WHAT TO DO → Each line containing the word "JSON" should be found and copied.

########################################

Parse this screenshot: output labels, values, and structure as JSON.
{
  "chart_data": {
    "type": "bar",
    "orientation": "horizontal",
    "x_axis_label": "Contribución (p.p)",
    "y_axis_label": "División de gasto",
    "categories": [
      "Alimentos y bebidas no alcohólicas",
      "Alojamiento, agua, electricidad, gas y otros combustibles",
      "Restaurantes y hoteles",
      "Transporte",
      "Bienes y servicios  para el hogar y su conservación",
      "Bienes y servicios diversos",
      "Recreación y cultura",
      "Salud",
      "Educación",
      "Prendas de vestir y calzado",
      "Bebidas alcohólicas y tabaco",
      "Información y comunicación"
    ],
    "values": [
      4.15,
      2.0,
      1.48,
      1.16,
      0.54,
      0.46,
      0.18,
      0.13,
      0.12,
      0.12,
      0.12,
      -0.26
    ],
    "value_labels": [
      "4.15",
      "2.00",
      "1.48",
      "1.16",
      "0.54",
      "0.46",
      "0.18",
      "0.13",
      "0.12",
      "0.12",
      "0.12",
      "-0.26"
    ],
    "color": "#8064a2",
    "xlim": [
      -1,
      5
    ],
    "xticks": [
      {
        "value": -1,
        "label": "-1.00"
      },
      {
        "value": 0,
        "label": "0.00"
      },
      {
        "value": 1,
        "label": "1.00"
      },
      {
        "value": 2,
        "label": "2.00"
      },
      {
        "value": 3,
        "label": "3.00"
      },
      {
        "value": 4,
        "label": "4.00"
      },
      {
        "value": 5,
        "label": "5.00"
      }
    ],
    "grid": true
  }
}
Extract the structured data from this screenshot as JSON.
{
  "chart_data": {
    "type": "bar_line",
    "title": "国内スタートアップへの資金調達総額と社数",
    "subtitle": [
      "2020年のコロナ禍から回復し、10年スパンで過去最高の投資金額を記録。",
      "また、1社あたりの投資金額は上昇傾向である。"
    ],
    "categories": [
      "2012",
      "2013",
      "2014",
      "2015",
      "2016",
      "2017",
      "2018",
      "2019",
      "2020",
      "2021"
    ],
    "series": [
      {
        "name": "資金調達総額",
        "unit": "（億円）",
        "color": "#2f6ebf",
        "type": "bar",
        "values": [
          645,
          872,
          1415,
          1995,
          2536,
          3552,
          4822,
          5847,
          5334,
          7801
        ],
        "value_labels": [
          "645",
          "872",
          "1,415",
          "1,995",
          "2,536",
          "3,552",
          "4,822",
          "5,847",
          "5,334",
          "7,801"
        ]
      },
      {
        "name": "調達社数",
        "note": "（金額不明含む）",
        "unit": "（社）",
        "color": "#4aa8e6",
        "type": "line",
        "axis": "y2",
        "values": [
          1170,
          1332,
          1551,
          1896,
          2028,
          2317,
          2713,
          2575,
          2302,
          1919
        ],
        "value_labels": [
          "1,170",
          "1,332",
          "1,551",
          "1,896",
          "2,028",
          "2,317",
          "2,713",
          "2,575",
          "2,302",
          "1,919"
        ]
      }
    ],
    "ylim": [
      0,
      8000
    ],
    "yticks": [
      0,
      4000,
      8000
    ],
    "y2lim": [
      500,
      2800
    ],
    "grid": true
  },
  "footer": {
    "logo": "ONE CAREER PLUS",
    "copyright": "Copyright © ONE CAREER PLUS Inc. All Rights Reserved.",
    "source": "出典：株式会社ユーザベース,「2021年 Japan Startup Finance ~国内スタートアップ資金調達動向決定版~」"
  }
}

########################################

RESPONSE →
Parse this screenshot: output labels, values, and structure as JSON.
Extract the structured data from this screenshot as JSON.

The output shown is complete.